§ **Written task**:
Identify all lines below that hold "Submask" and collect them.

§ **Dataset rows**:
-=-=-

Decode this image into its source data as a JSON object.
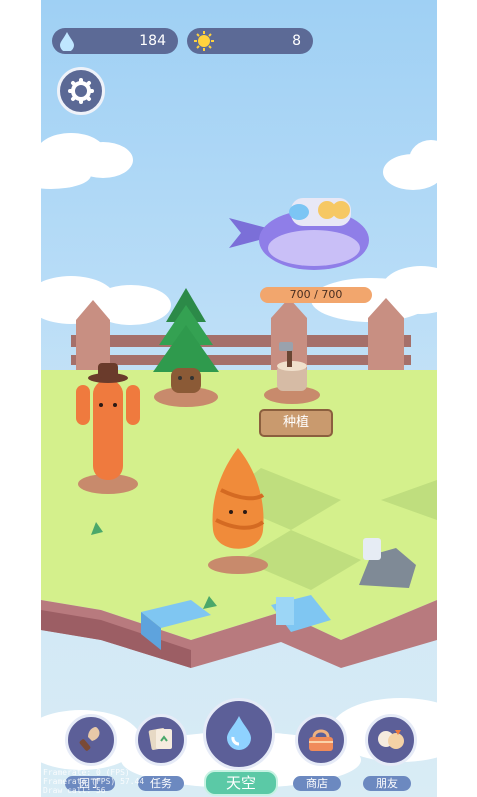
{
  "stats": {
    "water": {
      "value": "184",
      "icon": "water-drop-icon"
    },
    "sun": {
      "value": "8",
      "icon": "sun-icon"
    }
  },
  "settings": {
    "icon": "gear-icon"
  },
  "airship": {
    "progress_text": "700 / 700",
    "progress_fraction": 1.0
  },
  "plot": {
    "action_label": "种植"
  },
  "bottom_nav": [
    {
      "label": "园丁",
      "icon": "trowel-icon"
    },
    {
      "label": "任务",
      "icon": "task-cards-icon"
    },
    {
      "label": "天空",
      "icon": "water-drop-icon"
    },
    {
      "label": "商店",
      "icon": "basket-icon"
    },
    {
      "label": "朋友",
      "icon": "friends-icon"
    }
  ],
  "debug_overlay": {
    "line1": "Framerate: 0 (FPS)",
    "line2": "Framerate (FPS)  57.44",
    "line3": "Draw call: 56"
  },
  "colors": {
    "panel": "#5c6a96",
    "grass": "#d4f08c",
    "soil": "#b87a7e",
    "sky_button": "#5bc9a6",
    "nav_label": "#6c89c0"
  }
}
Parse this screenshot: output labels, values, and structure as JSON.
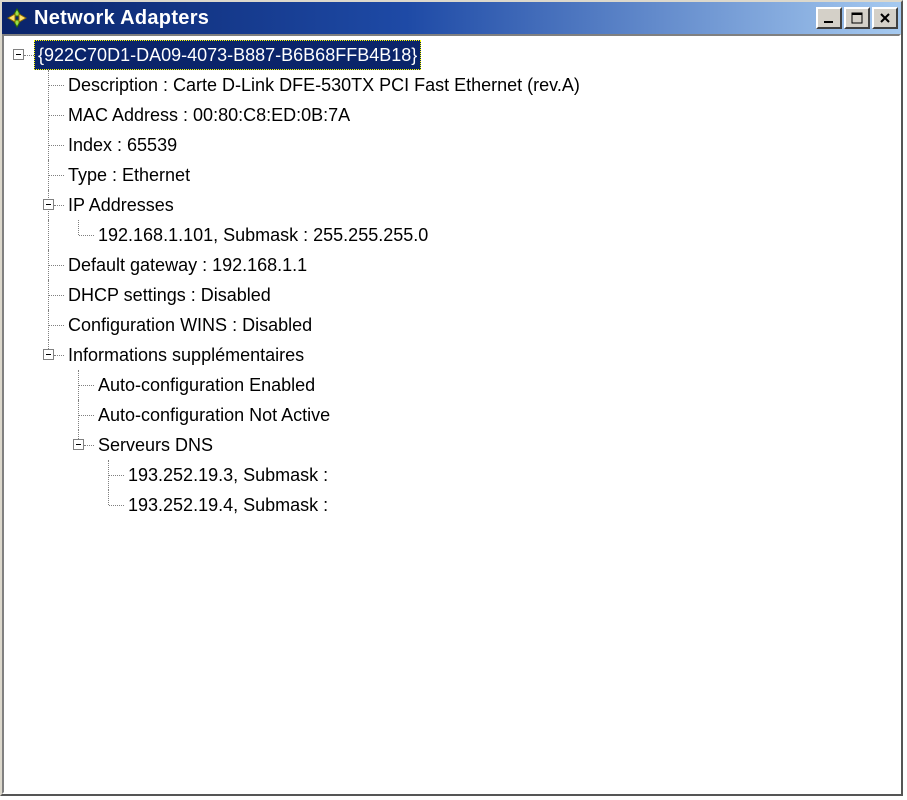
{
  "window": {
    "title": "Network Adapters"
  },
  "tree": {
    "root": {
      "label": "{922C70D1-DA09-4073-B887-B6B68FFB4B18}",
      "selected": true
    },
    "description": "Description : Carte D-Link DFE-530TX PCI Fast Ethernet (rev.A)",
    "mac": "MAC Address : 00:80:C8:ED:0B:7A",
    "index": "Index : 65539",
    "type": "Type : Ethernet",
    "ip_heading": "IP Addresses",
    "ip_entry0": "192.168.1.101, Submask : 255.255.255.0",
    "gateway": "Default gateway : 192.168.1.1",
    "dhcp": "DHCP settings : Disabled",
    "wins": "Configuration WINS : Disabled",
    "extra_heading": "Informations supplémentaires",
    "autoconf_enabled": "Auto-configuration Enabled",
    "autoconf_notactive": "Auto-configuration Not Active",
    "dns_heading": "Serveurs DNS",
    "dns0": "193.252.19.3, Submask :",
    "dns1": "193.252.19.4, Submask :"
  }
}
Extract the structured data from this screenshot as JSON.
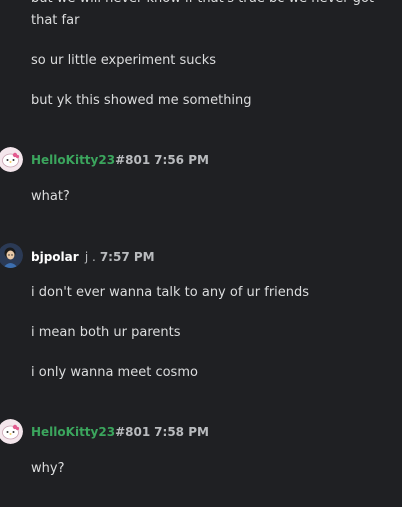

-=-=-

§ **Full output**:
    "ip_entry0": "192.168.1.101, Submask : 255.255.255.0",
    "dns0": "193.252.19.3, Submask :",
    "dns1": "193.252.19.4, Submask :"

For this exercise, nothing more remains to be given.